* Your instructions *
Set down the whole listing verbatim.

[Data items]
--------
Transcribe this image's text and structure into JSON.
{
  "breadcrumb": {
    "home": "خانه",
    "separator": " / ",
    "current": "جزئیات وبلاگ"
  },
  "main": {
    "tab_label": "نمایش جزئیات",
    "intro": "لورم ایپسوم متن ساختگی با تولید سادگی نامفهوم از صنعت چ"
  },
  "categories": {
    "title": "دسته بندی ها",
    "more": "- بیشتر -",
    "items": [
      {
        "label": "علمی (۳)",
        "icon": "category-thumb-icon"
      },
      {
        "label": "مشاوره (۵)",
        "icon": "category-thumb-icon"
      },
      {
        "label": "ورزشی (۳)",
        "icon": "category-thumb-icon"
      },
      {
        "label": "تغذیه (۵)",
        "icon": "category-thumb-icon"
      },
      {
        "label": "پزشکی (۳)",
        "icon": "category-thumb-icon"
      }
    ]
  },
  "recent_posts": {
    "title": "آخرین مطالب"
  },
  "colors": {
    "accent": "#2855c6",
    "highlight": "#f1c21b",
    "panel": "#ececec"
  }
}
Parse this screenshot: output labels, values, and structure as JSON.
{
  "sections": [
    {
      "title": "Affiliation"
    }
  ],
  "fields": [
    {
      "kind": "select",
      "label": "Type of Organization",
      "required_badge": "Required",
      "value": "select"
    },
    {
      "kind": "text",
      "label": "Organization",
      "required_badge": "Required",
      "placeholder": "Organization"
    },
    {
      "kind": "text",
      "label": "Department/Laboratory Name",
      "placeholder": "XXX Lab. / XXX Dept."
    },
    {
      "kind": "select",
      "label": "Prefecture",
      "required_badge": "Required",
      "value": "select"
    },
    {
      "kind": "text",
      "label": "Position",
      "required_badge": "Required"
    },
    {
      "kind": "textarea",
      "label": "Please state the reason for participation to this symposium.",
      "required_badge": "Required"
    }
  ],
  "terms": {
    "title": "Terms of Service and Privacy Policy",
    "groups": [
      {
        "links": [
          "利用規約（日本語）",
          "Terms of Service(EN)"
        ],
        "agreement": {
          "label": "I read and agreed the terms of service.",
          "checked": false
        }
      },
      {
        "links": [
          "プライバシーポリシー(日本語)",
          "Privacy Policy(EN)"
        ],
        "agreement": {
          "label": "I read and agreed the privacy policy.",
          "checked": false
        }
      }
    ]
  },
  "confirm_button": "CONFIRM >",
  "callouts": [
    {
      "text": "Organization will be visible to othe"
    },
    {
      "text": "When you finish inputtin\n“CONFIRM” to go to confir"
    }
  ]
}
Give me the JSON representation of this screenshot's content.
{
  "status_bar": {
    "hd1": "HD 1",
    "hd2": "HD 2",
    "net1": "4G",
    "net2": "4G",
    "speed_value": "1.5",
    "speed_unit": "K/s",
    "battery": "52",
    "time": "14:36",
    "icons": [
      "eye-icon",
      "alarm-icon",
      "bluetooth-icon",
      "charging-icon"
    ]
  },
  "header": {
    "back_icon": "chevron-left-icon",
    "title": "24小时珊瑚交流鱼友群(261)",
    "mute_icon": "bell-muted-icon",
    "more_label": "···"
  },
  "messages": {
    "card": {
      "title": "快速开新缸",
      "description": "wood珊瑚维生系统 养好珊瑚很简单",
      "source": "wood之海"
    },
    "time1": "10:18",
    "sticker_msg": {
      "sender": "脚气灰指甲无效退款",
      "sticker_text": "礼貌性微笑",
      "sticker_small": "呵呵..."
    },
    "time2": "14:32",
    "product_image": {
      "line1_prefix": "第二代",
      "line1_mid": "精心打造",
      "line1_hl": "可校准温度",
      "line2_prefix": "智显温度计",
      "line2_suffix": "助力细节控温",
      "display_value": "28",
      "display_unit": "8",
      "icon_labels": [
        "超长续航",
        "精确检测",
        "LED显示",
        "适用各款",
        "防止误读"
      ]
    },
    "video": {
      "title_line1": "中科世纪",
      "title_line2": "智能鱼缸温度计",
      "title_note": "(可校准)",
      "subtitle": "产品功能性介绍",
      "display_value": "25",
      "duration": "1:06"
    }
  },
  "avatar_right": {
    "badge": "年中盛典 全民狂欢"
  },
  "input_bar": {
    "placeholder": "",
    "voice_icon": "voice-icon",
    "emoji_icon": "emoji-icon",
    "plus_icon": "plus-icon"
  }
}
--------
* Completed exercise *
Transcribe this image's text and structure into JSON.
{
  "breadcrumb": {
    "home": "خانه",
    "separator": " / ",
    "current": "جزئیات وبلاگ"
  },
  "main": {
    "tab_label": "نمایش جزئیات",
    "intro": "لورم ایپسوم متن ساختگی با تولید سادگی نامفهوم از صنعت چ"
  },
  "categories": {
    "title": "دسته بندی ها",
    "more": "- بیشتر -",
    "items": [
      {
        "label": "علمی (۳)",
        "icon": "category-thumb-icon"
      },
      {
        "label": "مشاوره (۵)",
        "icon": "category-thumb-icon"
      },
      {
        "label": "ورزشی (۳)",
        "icon": "category-thumb-icon"
      },
      {
        "label": "تغذیه (۵)",
        "icon": "category-thumb-icon"
      },
      {
        "label": "پزشکی (۳)",
        "icon": "category-thumb-icon"
      }
    ]
  },
  "recent_posts": {
    "title": "آخرین مطالب"
  },
  "colors": {
    "accent": "#2855c6",
    "highlight": "#f1c21b",
    "panel": "#ececec"
  }
}
Parse this screenshot: output labels, values, and structure as JSON.
{
  "sections": [
    {
      "title": "Affiliation"
    }
  ],
  "fields": [
    {
      "kind": "select",
      "label": "Type of Organization",
      "required_badge": "Required",
      "value": "select"
    },
    {
      "kind": "text",
      "label": "Organization",
      "required_badge": "Required",
      "placeholder": "Organization"
    },
    {
      "kind": "text",
      "label": "Department/Laboratory Name",
      "placeholder": "XXX Lab. / XXX Dept."
    },
    {
      "kind": "select",
      "label": "Prefecture",
      "required_badge": "Required",
      "value": "select"
    },
    {
      "kind": "text",
      "label": "Position",
      "required_badge": "Required"
    },
    {
      "kind": "textarea",
      "label": "Please state the reason for participation to this symposium.",
      "required_badge": "Required"
    }
  ],
  "terms": {
    "title": "Terms of Service and Privacy Policy",
    "groups": [
      {
        "links": [
          "利用規約（日本語）",
          "Terms of Service(EN)"
        ],
        "agreement": {
          "label": "I read and agreed the terms of service.",
          "checked": false
        }
      },
      {
        "links": [
          "プライバシーポリシー(日本語)",
          "Privacy Policy(EN)"
        ],
        "agreement": {
          "label": "I read and agreed the privacy policy.",
          "checked": false
        }
      }
    ]
  },
  "confirm_button": "CONFIRM >",
  "callouts": [
    {
      "text": "Organization will be visible to othe"
    },
    {
      "text": "When you finish inputtin\n“CONFIRM” to go to confir"
    }
  ]
}
Give me the JSON representation of this screenshot's content.
{
  "status_bar": {
    "hd1": "HD 1",
    "hd2": "HD 2",
    "net1": "4G",
    "net2": "4G",
    "speed_value": "1.5",
    "speed_unit": "K/s",
    "battery": "52",
    "time": "14:36",
    "icons": [
      "eye-icon",
      "alarm-icon",
      "bluetooth-icon",
      "charging-icon"
    ]
  },
  "header": {
    "back_icon": "chevron-left-icon",
    "title": "24小时珊瑚交流鱼友群(261)",
    "mute_icon": "bell-muted-icon",
    "more_label": "···"
  },
  "messages": {
    "card": {
      "title": "快速开新缸",
      "description": "wood珊瑚维生系统 养好珊瑚很简单",
      "source": "wood之海"
    },
    "time1": "10:18",
    "sticker_msg": {
      "sender": "脚气灰指甲无效退款",
      "sticker_text": "礼貌性微笑",
      "sticker_small": "呵呵..."
    },
    "time2": "14:32",
    "product_image": {
      "line1_prefix": "第二代",
      "line1_mid": "精心打造",
      "line1_hl": "可校准温度",
      "line2_prefix": "智显温度计",
      "line2_suffix": "助力细节控温",
      "display_value": "28",
      "display_unit": "8",
      "icon_labels": [
        "超长续航",
        "精确检测",
        "LED显示",
        "适用各款",
        "防止误读"
      ]
    },
    "video": {
      "title_line1": "中科世纪",
      "title_line2": "智能鱼缸温度计",
      "title_note": "(可校准)",
      "subtitle": "产品功能性介绍",
      "display_value": "25",
      "duration": "1:06"
    }
  },
  "avatar_right": {
    "badge": "年中盛典 全民狂欢"
  },
  "input_bar": {
    "placeholder": "",
    "voice_icon": "voice-icon",
    "emoji_icon": "emoji-icon",
    "plus_icon": "plus-icon"
  }
}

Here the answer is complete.